**Your objective**. Filter the listing and keep only the lines with the word "JSON".

**Some records**.
--------

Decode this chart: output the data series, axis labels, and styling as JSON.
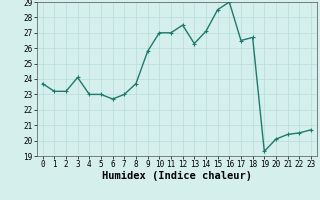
{
  "xlabel": "Humidex (Indice chaleur)",
  "x_values": [
    0,
    1,
    2,
    3,
    4,
    5,
    6,
    7,
    8,
    9,
    10,
    11,
    12,
    13,
    14,
    15,
    16,
    17,
    18,
    19,
    20,
    21,
    22,
    23
  ],
  "y_values": [
    23.7,
    23.2,
    23.2,
    24.1,
    23.0,
    23.0,
    22.7,
    23.0,
    23.7,
    25.8,
    27.0,
    27.0,
    27.5,
    26.3,
    27.1,
    28.5,
    29.0,
    26.5,
    26.7,
    19.3,
    20.1,
    20.4,
    20.5,
    20.7
  ],
  "line_color": "#1e7a6d",
  "bg_color": "#d5efec",
  "grid_color": "#b8ddd9",
  "ylim": [
    19,
    29
  ],
  "xlim": [
    -0.5,
    23.5
  ],
  "yticks": [
    19,
    20,
    21,
    22,
    23,
    24,
    25,
    26,
    27,
    28,
    29
  ],
  "xticks": [
    0,
    1,
    2,
    3,
    4,
    5,
    6,
    7,
    8,
    9,
    10,
    11,
    12,
    13,
    14,
    15,
    16,
    17,
    18,
    19,
    20,
    21,
    22,
    23
  ],
  "tick_fontsize": 5.5,
  "xlabel_fontsize": 7.5,
  "marker_size": 2.5,
  "line_width": 1.0
}
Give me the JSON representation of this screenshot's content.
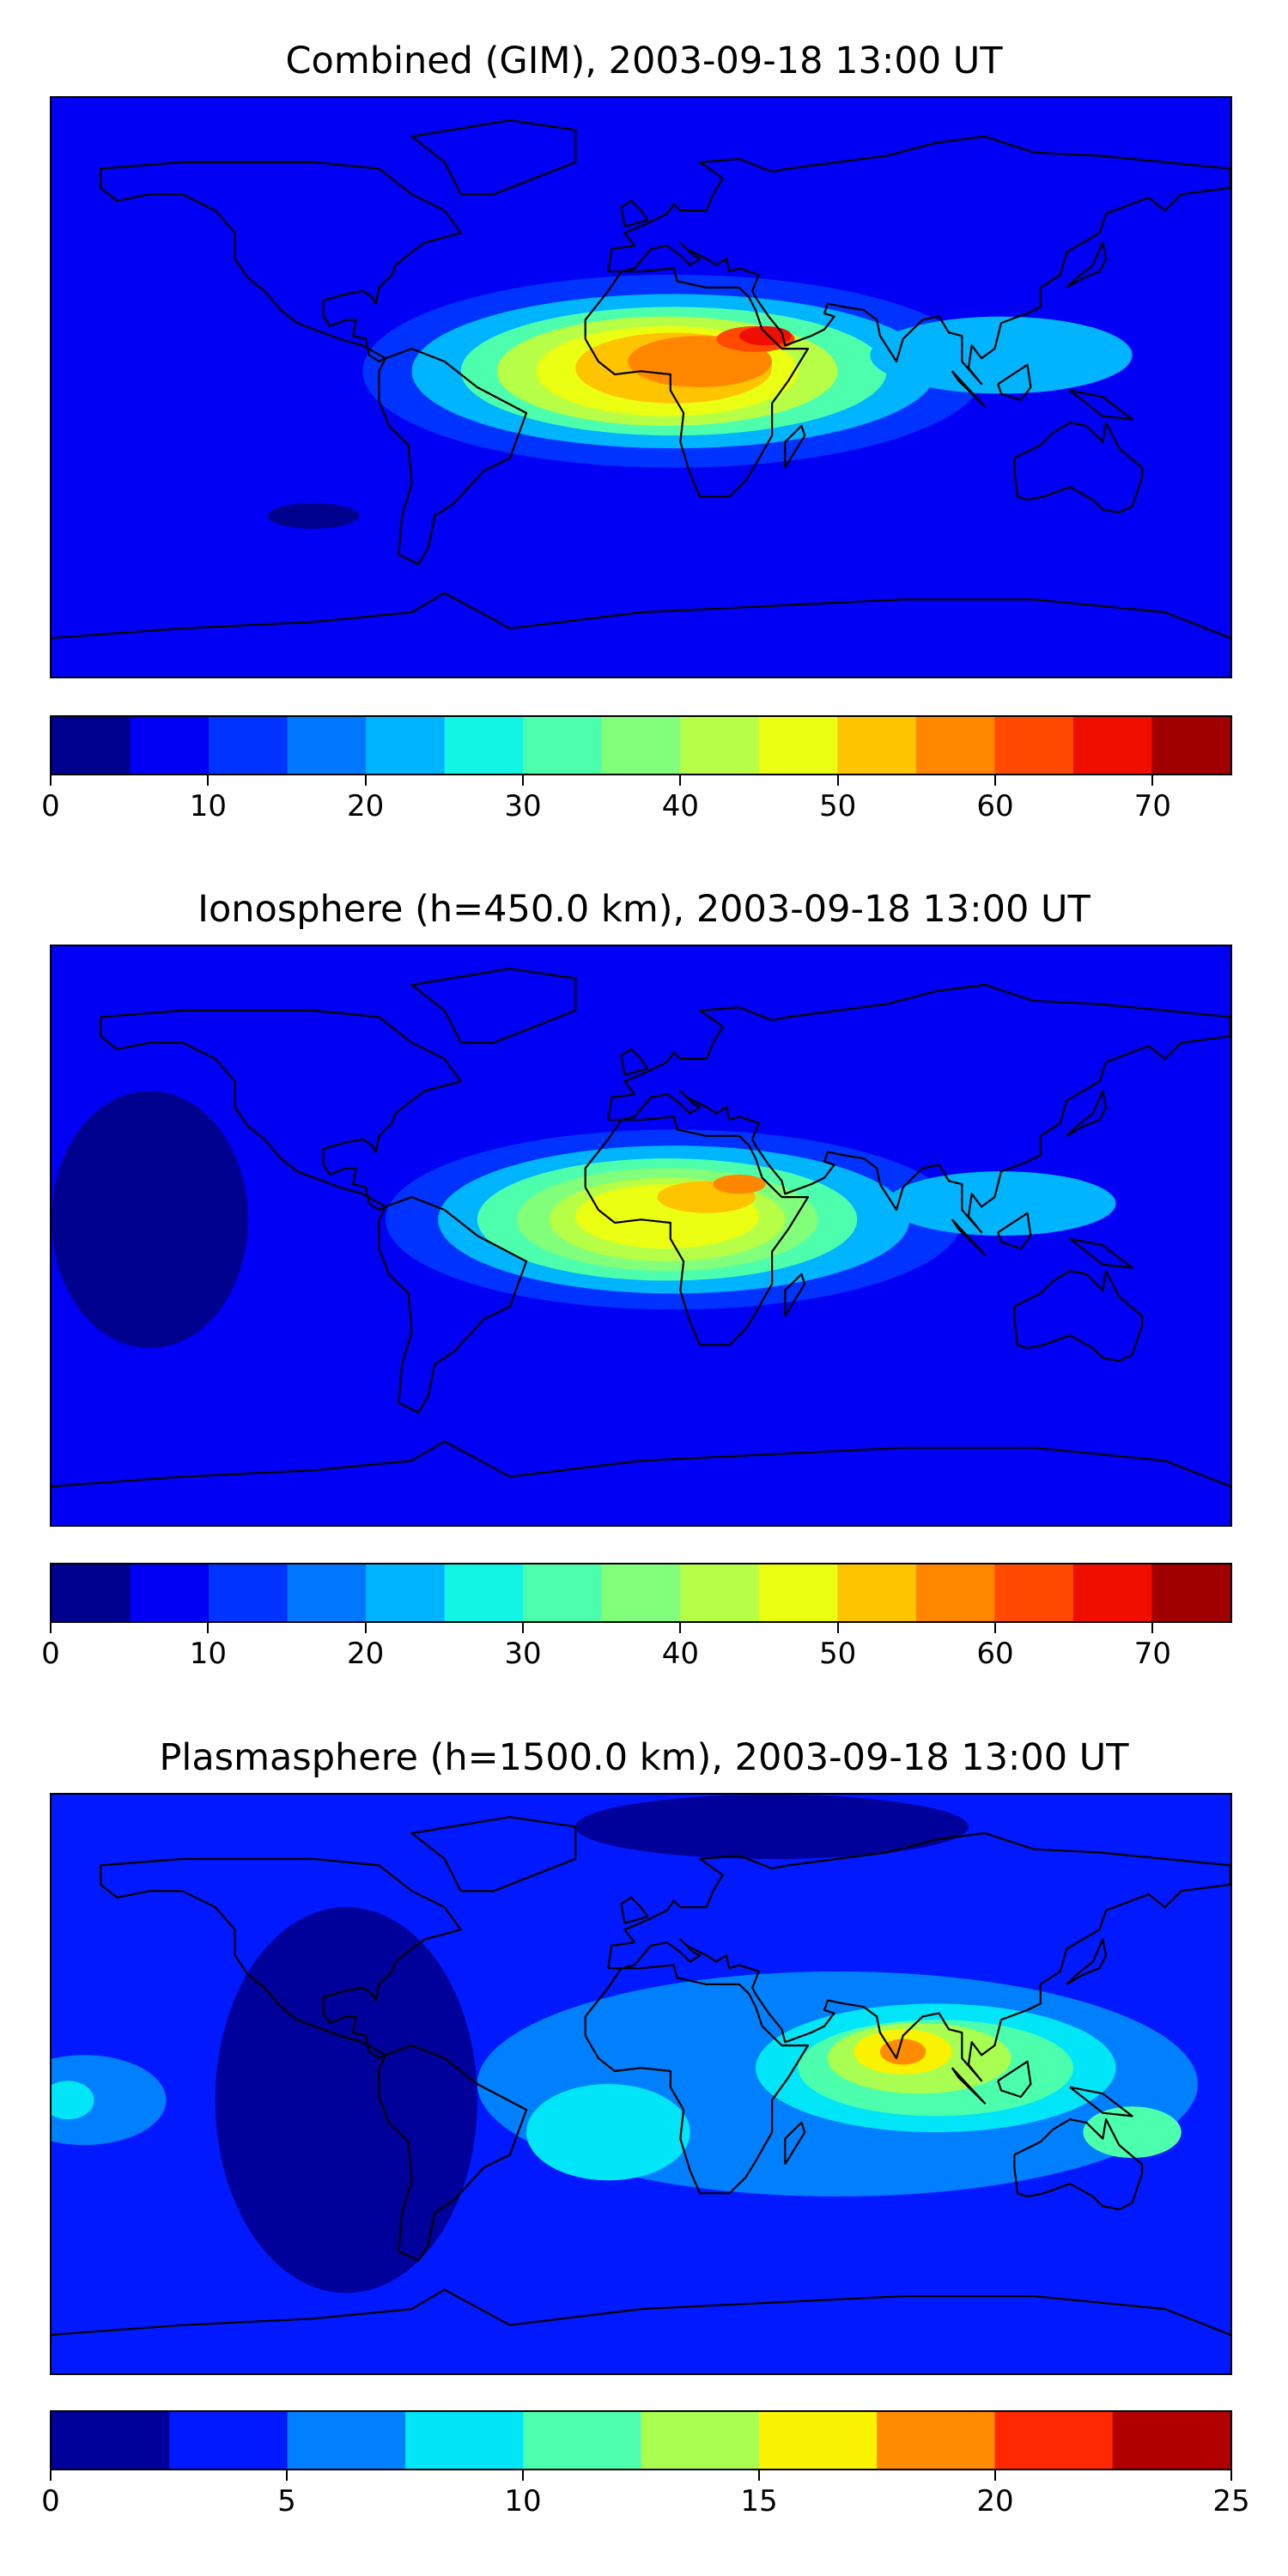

--------

**Answer for the task**.
Decode this chart: output the data series, axis labels, and styling as JSON.
Give me the JSON representation of this screenshot's content.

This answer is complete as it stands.